Psychoanalyst Josh Cohen untangles our complex "ways of being" in an overwhelmingly digital world.

The Four-Dimensional Human: Ways of Being in the Digital World
Laurence Scott
William Heinemann, 248pp, £20

In an inspired episode of Graham Linehan’s sitcom The IT Crowd, Roy and Moss, the tech geeks based in the bowels of the company building, convince their gloriously clueless manager, Jen, that a bog-standard wireless router is The Internet. She duly unveils the flashing black box at a shareholders’ meeting, announcing, “The Internet!” with a magician’s flourish – the punchline being that, instead of laughing her out of the room, the assembled owners erupt in a collective gasp of wonder: There it is! The Internet!

Much commentary on the internet, even when better informed, is prone to the same illusion. It points to the net as though one could speak of it from the outside as one phenomenon among others, a Bad or Good Thing, either corroding or liberating our brains, relationships and communities. We too often speak of the internet as a discrete entity we can take or leave, rather than the environment in which we think and feel.

One of the many virtues of Laurence Scott’s probing and elegant meditation on the digital world’s “ways of being” is that he conveys a sense of online life as a mode of daily existence, rather than a bounded space we can enter or exit at will. This renders him suitably wary of the “Demon of Melodramatic Prophecy”, that tendency of books on contemporary phenomena to market themselves with apocalyptic warnings or messianic good tidings of the near future (you know the kind of thing – How the Internet Is Making Innovative Geniuses/Gormless Cretins of Us All). “Every book”, Scott suggests, “has at least one demon who threatens to make its vision less interesting” – in this case, the temptation to find some final verdict, a flattening of the essential ambiguity of the digital world.

Although Martin Heidegger is nowhere explicitly named in The Four-Dimensional Human (Scott may prefer not to invoke unrepentant Nazis, to which one can only say fair play), the book seems to follow the German philosopher’s critique, in his 1954 essay “Die Frage nach der Technik”, of the superficial conception of technology as the historical accretion of machines. Technology, Heidegger posits, is rather the mode through which humanity discloses its very Being; it is, he writes, “no mere means”, but “a way of revealing”.

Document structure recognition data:

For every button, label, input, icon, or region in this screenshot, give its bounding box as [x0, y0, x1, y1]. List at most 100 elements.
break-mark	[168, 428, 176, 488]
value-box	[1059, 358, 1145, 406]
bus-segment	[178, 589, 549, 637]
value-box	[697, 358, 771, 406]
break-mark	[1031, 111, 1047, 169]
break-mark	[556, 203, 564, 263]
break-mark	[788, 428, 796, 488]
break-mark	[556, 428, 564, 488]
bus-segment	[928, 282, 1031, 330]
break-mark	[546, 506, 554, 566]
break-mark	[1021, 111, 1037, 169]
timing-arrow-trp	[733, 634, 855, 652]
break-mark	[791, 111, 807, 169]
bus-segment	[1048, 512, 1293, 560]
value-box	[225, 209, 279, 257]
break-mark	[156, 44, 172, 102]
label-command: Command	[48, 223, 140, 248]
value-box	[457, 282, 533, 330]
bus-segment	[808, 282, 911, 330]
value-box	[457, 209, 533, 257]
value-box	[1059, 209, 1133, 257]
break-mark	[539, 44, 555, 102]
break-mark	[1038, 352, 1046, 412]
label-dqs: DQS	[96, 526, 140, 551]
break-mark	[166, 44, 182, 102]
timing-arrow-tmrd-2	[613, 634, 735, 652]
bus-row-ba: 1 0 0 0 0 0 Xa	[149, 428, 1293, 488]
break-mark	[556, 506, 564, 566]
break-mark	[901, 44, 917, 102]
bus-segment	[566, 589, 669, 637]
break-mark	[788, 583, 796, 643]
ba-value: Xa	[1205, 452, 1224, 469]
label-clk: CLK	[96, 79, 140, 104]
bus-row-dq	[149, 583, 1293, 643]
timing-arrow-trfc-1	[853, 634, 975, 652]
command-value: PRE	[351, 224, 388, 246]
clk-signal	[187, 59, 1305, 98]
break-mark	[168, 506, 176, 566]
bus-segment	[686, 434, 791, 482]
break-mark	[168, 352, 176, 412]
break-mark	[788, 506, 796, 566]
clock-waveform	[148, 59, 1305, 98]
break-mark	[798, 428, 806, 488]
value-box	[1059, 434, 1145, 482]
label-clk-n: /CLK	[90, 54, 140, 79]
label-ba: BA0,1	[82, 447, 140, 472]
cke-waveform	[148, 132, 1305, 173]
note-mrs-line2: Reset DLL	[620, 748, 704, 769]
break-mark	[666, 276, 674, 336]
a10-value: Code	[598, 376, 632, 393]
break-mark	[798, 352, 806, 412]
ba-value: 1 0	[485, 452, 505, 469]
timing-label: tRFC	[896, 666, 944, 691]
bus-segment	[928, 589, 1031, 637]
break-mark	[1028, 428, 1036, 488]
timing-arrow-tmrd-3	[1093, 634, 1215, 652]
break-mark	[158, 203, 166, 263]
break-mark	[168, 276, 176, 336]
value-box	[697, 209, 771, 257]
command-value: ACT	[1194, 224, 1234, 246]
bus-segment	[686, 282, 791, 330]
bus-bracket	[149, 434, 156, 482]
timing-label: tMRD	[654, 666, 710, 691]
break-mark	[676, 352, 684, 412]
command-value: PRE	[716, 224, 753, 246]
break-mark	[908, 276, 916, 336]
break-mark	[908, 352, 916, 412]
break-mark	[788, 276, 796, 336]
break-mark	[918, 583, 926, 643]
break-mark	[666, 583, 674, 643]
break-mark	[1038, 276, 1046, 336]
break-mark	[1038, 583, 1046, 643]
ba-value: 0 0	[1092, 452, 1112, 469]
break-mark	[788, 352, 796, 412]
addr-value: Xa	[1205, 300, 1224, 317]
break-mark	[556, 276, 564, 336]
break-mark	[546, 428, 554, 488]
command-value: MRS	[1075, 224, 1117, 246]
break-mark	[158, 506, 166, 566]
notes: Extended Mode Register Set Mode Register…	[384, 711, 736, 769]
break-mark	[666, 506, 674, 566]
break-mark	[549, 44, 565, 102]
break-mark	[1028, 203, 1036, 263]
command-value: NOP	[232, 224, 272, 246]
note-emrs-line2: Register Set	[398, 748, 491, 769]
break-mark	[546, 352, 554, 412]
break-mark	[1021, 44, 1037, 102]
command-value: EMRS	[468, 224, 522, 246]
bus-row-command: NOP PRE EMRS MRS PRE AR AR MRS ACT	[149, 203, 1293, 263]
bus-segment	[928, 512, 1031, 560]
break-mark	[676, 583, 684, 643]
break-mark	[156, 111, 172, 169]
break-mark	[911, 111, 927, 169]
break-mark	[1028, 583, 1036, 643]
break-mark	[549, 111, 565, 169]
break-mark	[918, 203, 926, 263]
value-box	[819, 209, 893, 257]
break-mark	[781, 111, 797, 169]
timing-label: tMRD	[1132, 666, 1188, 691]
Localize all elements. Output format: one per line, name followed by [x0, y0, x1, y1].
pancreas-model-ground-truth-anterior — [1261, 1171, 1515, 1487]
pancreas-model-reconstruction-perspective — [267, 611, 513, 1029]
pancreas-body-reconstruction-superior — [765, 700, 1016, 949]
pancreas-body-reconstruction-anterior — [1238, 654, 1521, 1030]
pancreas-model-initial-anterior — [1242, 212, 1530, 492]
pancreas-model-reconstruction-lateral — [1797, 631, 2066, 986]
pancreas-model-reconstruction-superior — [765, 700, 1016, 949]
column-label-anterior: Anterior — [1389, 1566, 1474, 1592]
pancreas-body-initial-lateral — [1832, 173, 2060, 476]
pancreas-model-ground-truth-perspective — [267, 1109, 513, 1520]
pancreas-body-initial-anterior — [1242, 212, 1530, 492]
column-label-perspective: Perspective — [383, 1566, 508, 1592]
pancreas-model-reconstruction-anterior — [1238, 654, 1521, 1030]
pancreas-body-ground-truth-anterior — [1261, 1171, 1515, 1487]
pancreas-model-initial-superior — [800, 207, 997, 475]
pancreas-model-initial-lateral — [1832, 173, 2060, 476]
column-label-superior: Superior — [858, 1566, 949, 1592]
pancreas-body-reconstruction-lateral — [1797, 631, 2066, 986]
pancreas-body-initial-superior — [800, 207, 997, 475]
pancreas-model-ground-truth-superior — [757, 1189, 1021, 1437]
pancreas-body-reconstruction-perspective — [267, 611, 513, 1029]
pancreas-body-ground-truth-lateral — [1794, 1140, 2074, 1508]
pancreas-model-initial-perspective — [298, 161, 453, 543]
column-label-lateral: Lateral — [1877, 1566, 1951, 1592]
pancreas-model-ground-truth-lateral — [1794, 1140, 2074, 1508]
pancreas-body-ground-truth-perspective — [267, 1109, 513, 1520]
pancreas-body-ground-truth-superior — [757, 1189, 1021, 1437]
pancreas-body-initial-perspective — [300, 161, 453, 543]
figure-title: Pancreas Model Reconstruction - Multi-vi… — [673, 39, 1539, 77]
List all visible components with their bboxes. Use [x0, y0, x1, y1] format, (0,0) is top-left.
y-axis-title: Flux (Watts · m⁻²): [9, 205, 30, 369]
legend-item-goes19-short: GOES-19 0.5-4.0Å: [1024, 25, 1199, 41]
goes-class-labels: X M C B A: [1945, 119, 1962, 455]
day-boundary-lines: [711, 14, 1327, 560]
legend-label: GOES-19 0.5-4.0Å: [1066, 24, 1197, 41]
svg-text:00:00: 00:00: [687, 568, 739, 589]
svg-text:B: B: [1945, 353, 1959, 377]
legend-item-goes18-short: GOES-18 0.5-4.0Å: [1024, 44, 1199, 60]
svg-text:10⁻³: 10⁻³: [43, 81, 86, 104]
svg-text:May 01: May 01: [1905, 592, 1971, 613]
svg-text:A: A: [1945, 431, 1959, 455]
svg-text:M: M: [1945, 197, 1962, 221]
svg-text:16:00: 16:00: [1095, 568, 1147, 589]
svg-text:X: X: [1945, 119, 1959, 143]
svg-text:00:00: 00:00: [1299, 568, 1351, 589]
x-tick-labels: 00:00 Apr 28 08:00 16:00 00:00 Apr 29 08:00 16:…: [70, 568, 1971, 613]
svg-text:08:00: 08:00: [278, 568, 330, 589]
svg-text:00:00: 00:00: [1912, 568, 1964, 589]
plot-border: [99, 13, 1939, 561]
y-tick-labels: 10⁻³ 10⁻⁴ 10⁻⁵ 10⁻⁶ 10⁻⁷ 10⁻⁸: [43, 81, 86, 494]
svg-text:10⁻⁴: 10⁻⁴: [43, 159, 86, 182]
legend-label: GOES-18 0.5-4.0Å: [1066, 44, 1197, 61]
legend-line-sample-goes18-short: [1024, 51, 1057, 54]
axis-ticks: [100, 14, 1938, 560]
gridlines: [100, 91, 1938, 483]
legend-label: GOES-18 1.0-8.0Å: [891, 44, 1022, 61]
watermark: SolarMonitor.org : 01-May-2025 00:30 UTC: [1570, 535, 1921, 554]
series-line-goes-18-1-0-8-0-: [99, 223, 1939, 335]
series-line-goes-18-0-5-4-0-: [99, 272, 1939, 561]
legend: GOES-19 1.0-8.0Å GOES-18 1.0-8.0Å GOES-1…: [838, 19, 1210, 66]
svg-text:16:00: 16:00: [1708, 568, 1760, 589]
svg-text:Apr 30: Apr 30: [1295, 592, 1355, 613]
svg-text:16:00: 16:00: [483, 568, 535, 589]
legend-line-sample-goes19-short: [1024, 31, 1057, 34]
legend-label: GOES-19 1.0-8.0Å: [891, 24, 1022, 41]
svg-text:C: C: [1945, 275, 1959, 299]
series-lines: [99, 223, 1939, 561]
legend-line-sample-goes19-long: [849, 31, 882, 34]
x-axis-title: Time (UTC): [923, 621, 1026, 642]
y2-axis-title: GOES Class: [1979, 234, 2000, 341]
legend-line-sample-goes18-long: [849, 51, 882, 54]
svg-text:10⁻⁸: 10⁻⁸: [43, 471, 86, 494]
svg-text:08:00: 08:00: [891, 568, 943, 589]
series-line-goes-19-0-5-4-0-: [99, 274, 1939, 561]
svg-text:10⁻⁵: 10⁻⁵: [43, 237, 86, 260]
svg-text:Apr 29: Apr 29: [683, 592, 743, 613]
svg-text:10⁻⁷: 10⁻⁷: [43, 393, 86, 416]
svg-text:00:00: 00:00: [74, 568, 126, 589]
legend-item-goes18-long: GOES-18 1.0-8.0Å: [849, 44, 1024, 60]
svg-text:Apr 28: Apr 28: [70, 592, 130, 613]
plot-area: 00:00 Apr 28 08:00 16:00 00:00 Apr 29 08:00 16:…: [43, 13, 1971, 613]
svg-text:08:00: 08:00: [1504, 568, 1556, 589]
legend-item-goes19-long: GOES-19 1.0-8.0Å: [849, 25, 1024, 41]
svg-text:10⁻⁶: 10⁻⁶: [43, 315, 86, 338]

= Exercises =
1. Answer these questions from the book review:
(a) Which publisher issued The Four-Dimensional Human, and how many pages does it have?
(b) In The IT Crowd episode, what device does Jen present to the shareholders as The Internet?
(c) In what year did Heidegger's essay "Die Frage nach der Technik" appear?
2. Proceed with the review of The Four-Dimensional Human, picking up after its final sentence.
The entries are separate material with no connection to the review.

= Results =
1.
(a) William Heinemann; 248 pages.
(b) A bog-standard wireless router.
(c) 1954.

2.
Although he has plenty to say about the ways in which our various devices insinuate themselves into our bodily and psychic lives, Scott is much more interested in the digital world’s “ways of revealing” everyday experience than in hard technical analysis or airy futurological speculation. Relevant here is a more specific allusion to Heidegger discernible in the penultimate chapter title: “The Cabin in the Woods”. The romantic image gilding the cover (the remote chiaroscuro dwelling, crowned by a watermelon-pink Google location marker) evokes Heidegger’s hut in the Black Forest mountains. This is the site of true “dwelling” and an emblem of the patient task of thinking “Being as such” – for Heidegger, Being is something one does not “think about”, but simply “thinks” – shorn of its contingent social or psychological colourings.

Scott is alive to the many resonances of the phrase “cabin in the woods”, but its “four-dimensional” significance is brought out by the knowing 2012 schlock horror flick of that title, in which five American college kids hole up in an off-grid forest getaway, only to discover they have “unknowingly journeyed into the centre of surveillance”. The cabin turns out to be the site of a murderous ritual sacrifice monitored and controlled by the evil workers of a hi-tech facility. So much for thinking Being in the profound solitude of the Schwarzwald.

Scott derives his “fourth dimension” not from cutting-edge technology of the present but from literary texts of the 20th century, notably The Inheritors, a novel co-authored by Joseph Conrad and Ford Madox Ford. The fourth dimension here is “an unrealised, unrealisable infinity of space” folded imperceptibly into our standard three dimensions. This once-fanciful sci-fi scenario is now the air that we breathe. Not long ago, the cabin in the woods signified the dream of “pure, isolated habitation”, located at vast physical and imaginative distance from our quotidian reality.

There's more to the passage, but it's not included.